• [THE TASK]:
Quote the records in full and leave their pictures out.

─── SOURCE RECORDS ───

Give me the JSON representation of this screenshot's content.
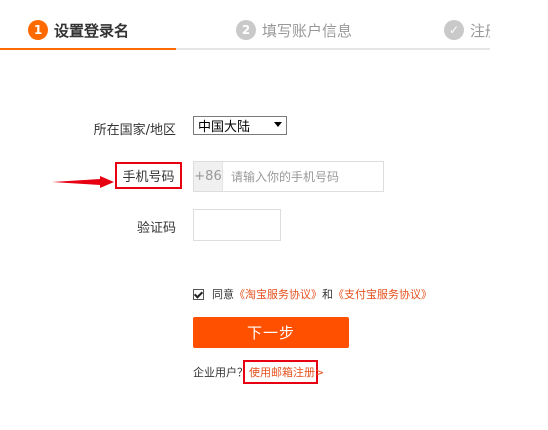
{
  "steps": [
    {
      "num": "1",
      "label": "设置登录名"
    },
    {
      "num": "2",
      "label": "填写账户信息"
    },
    {
      "label": "注册"
    }
  ],
  "form": {
    "country_label": "所在国家/地区",
    "country_value": "中国大陆",
    "phone_label": "手机号码",
    "phone_prefix": "+86",
    "phone_placeholder": "请输入你的手机号码",
    "code_label": "验证码"
  },
  "agreement": {
    "prefix": "同意",
    "link1": "《淘宝服务协议》",
    "and": "和",
    "link2": "《支付宝服务协议》"
  },
  "next_label": "下一步",
  "enterprise": {
    "label": "企业用户？",
    "link": "使用邮箱注册>"
  },
  "colors": {
    "accent": "#ff6a00",
    "button": "#ff5000",
    "highlight": "#e60012",
    "link": "#e5511d"
  }
}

───

• [SOLVED PROBLEM]:
Give me the JSON representation of this screenshot's content.
{
  "steps": [
    {
      "num": "1",
      "label": "设置登录名"
    },
    {
      "num": "2",
      "label": "填写账户信息"
    },
    {
      "label": "注册"
    }
  ],
  "form": {
    "country_label": "所在国家/地区",
    "country_value": "中国大陆",
    "phone_label": "手机号码",
    "phone_prefix": "+86",
    "phone_placeholder": "请输入你的手机号码",
    "code_label": "验证码"
  },
  "agreement": {
    "prefix": "同意",
    "link1": "《淘宝服务协议》",
    "and": "和",
    "link2": "《支付宝服务协议》"
  },
  "next_label": "下一步",
  "enterprise": {
    "label": "企业用户？",
    "link": "使用邮箱注册>"
  },
  "colors": {
    "accent": "#ff6a00",
    "button": "#ff5000",
    "highlight": "#e60012",
    "link": "#e5511d"
  }
}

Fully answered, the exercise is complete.